## EXERCISE AIM:
Copy out the listing that follows exactly, dropping every picture.

## INPUT ROWS:
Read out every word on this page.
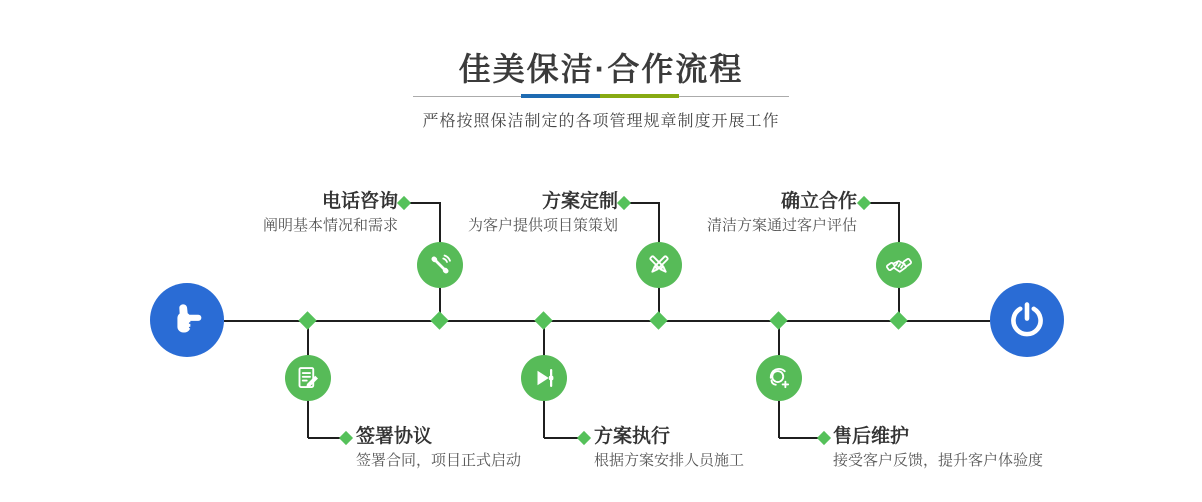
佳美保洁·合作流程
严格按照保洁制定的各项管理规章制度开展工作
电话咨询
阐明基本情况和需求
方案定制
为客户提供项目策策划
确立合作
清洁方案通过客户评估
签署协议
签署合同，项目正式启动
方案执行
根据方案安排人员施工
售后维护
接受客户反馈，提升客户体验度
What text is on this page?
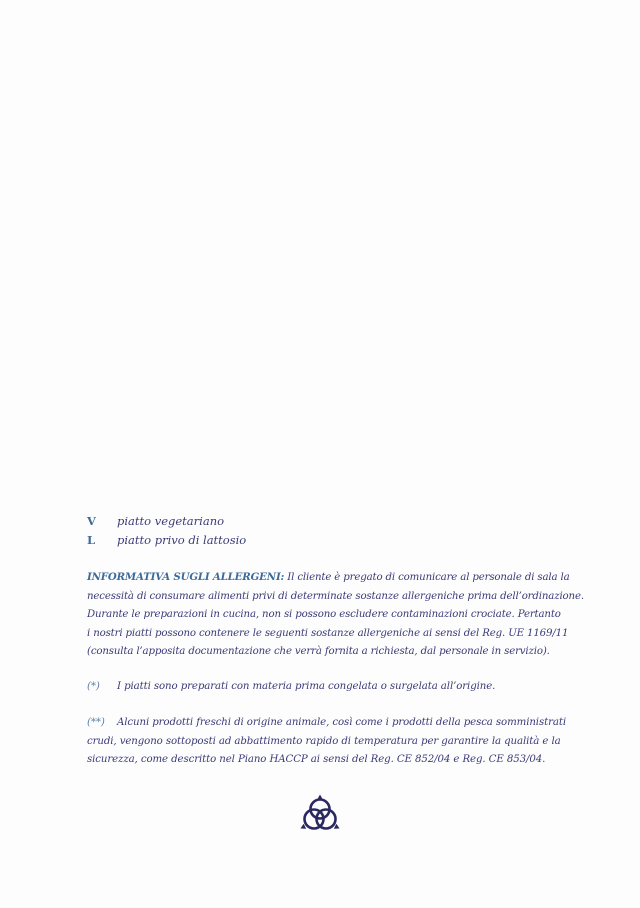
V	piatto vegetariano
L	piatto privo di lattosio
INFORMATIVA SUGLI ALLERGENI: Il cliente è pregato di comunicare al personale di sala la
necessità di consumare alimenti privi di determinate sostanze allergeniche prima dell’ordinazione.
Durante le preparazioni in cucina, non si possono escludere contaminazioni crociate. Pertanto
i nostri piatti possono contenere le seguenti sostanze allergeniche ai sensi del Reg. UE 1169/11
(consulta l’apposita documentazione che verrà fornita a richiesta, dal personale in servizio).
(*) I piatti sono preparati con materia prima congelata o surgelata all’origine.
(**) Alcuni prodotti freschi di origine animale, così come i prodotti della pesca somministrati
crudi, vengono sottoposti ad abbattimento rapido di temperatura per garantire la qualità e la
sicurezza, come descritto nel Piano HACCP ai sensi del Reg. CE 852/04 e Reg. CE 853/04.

## WRITTEN RESPONSE:
Read out every word on this page.
佳美保洁·合作流程
严格按照保洁制定的各项管理规章制度开展工作
电话咨询
阐明基本情况和需求
方案定制
为客户提供项目策策划
确立合作
清洁方案通过客户评估
签署协议
签署合同，项目正式启动
方案执行
根据方案安排人员施工
售后维护
接受客户反馈，提升客户体验度
What text is on this page?
V	piatto vegetariano
L	piatto privo di lattosio
INFORMATIVA SUGLI ALLERGENI: Il cliente è pregato di comunicare al personale di sala la
necessità di consumare alimenti privi di determinate sostanze allergeniche prima dell’ordinazione.
Durante le preparazioni in cucina, non si possono escludere contaminazioni crociate. Pertanto
i nostri piatti possono contenere le seguenti sostanze allergeniche ai sensi del Reg. UE 1169/11
(consulta l’apposita documentazione che verrà fornita a richiesta, dal personale in servizio).
(*) I piatti sono preparati con materia prima congelata o surgelata all’origine.
(**) Alcuni prodotti freschi di origine animale, così come i prodotti della pesca somministrati
crudi, vengono sottoposti ad abbattimento rapido di temperatura per garantire la qualità e la
sicurezza, come descritto nel Piano HACCP ai sensi del Reg. CE 852/04 e Reg. CE 853/04.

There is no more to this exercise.